- SHORT EXERCISE:
Each record must be retyped in full. No character may differ.

[Dataset entries]
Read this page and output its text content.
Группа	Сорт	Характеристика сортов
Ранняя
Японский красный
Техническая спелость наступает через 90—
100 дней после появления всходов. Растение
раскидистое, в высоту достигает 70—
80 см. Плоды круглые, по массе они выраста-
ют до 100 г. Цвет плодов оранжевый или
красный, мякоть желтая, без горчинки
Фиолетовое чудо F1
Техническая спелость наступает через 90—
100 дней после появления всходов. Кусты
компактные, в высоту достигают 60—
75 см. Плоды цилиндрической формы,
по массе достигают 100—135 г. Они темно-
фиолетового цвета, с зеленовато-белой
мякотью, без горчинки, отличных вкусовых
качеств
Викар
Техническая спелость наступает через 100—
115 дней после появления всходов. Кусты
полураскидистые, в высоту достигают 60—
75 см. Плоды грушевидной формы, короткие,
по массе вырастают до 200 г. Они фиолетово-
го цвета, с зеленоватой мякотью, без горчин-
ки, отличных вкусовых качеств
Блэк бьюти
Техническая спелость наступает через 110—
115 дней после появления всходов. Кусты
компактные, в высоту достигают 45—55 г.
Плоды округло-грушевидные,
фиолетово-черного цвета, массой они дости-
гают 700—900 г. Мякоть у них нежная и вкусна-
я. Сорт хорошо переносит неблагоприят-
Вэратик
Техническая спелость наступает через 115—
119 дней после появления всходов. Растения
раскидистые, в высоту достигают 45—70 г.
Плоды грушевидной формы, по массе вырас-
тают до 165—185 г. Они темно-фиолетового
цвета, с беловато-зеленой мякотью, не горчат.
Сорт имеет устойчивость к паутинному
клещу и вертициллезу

- ANSWER TO THIS TASK:
Read this page and output its text content.
Группа	Сорт	Характеристика сортов
Ранняя
Японский красный
Техническая спелость наступает через 90—
100 дней после появления всходов. Растение
раскидистое, в высоту достигает 70—
80 см. Плоды круглые, по массе они выраста-
ют до 100 г. Цвет плодов оранжевый или
красный, мякоть желтая, без горчинки
Фиолетовое чудо F1
Техническая спелость наступает через 90—
100 дней после появления всходов. Кусты
компактные, в высоту достигают 60—
75 см. Плоды цилиндрической формы,
по массе достигают 100—135 г. Они темно-
фиолетового цвета, с зеленовато-белой
мякотью, без горчинки, отличных вкусовых
качеств
Викар
Техническая спелость наступает через 100—
115 дней после появления всходов. Кусты
полураскидистые, в высоту достигают 60—
75 см. Плоды грушевидной формы, короткие,
по массе вырастают до 200 г. Они фиолетово-
го цвета, с зеленоватой мякотью, без горчин-
ки, отличных вкусовых качеств
Блэк бьюти
Техническая спелость наступает через 110—
115 дней после появления всходов. Кусты
компактные, в высоту достигают 45—55 г.
Плоды округло-грушевидные,
фиолетово-черного цвета, массой они дости-
гают 700—900 г. Мякоть у них нежная и вкусна-
я. Сорт хорошо переносит неблагоприят-
Вэратик
Техническая спелость наступает через 115—
119 дней после появления всходов. Растения
раскидистые, в высоту достигают 45—70 г.
Плоды грушевидной формы, по массе вырас-
тают до 165—185 г. Они темно-фиолетового
цвета, с беловато-зеленой мякотью, не горчат.
Сорт имеет устойчивость к паутинному
клещу и вертициллезу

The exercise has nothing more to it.